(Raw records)
########
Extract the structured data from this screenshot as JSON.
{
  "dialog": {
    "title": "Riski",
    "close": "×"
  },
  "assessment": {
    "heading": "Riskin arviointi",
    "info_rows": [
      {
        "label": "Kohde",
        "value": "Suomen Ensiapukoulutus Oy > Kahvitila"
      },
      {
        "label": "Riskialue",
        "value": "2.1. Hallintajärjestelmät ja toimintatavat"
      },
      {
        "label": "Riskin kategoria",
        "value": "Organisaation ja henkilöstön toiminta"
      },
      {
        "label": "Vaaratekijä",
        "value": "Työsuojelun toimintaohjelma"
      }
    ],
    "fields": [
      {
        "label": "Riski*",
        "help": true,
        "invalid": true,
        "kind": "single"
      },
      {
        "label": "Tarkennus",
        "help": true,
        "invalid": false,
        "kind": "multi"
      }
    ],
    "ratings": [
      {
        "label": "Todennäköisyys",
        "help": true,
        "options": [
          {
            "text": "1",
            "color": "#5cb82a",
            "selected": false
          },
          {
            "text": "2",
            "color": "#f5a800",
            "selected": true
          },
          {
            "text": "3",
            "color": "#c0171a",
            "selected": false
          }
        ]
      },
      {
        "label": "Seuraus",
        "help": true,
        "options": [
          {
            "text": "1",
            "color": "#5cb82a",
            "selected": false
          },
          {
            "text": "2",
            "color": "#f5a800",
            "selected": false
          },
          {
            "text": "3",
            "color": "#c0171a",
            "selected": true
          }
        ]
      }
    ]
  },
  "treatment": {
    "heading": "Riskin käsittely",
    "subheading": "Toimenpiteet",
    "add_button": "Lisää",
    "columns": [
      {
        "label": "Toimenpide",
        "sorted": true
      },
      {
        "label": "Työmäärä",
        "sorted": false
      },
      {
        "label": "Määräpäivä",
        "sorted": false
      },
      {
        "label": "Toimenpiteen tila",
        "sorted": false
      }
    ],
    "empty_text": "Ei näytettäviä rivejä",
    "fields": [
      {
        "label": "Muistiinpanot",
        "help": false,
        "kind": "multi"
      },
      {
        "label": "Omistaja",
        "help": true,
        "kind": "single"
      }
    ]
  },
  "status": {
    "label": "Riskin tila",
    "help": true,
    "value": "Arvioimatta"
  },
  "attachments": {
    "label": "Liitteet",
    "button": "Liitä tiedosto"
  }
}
########
Repeat every entry exactly as written above.

- [RESPONSE TO THIS EXERCISE]:
Extract the structured data from this screenshot as JSON.
{
  "dialog": {
    "title": "Riski",
    "close": "×"
  },
  "assessment": {
    "heading": "Riskin arviointi",
    "info_rows": [
      {
        "label": "Kohde",
        "value": "Suomen Ensiapukoulutus Oy > Kahvitila"
      },
      {
        "label": "Riskialue",
        "value": "2.1. Hallintajärjestelmät ja toimintatavat"
      },
      {
        "label": "Riskin kategoria",
        "value": "Organisaation ja henkilöstön toiminta"
      },
      {
        "label": "Vaaratekijä",
        "value": "Työsuojelun toimintaohjelma"
      }
    ],
    "fields": [
      {
        "label": "Riski*",
        "help": true,
        "invalid": true,
        "kind": "single"
      },
      {
        "label": "Tarkennus",
        "help": true,
        "invalid": false,
        "kind": "multi"
      }
    ],
    "ratings": [
      {
        "label": "Todennäköisyys",
        "help": true,
        "options": [
          {
            "text": "1",
            "color": "#5cb82a",
            "selected": false
          },
          {
            "text": "2",
            "color": "#f5a800",
            "selected": true
          },
          {
            "text": "3",
            "color": "#c0171a",
            "selected": false
          }
        ]
      },
      {
        "label": "Seuraus",
        "help": true,
        "options": [
          {
            "text": "1",
            "color": "#5cb82a",
            "selected": false
          },
          {
            "text": "2",
            "color": "#f5a800",
            "selected": false
          },
          {
            "text": "3",
            "color": "#c0171a",
            "selected": true
          }
        ]
      }
    ]
  },
  "treatment": {
    "heading": "Riskin käsittely",
    "subheading": "Toimenpiteet",
    "add_button": "Lisää",
    "columns": [
      {
        "label": "Toimenpide",
        "sorted": true
      },
      {
        "label": "Työmäärä",
        "sorted": false
      },
      {
        "label": "Määräpäivä",
        "sorted": false
      },
      {
        "label": "Toimenpiteen tila",
        "sorted": false
      }
    ],
    "empty_text": "Ei näytettäviä rivejä",
    "fields": [
      {
        "label": "Muistiinpanot",
        "help": false,
        "kind": "multi"
      },
      {
        "label": "Omistaja",
        "help": true,
        "kind": "single"
      }
    ]
  },
  "status": {
    "label": "Riskin tila",
    "help": true,
    "value": "Arvioimatta"
  },
  "attachments": {
    "label": "Liitteet",
    "button": "Liitä tiedosto"
  }
}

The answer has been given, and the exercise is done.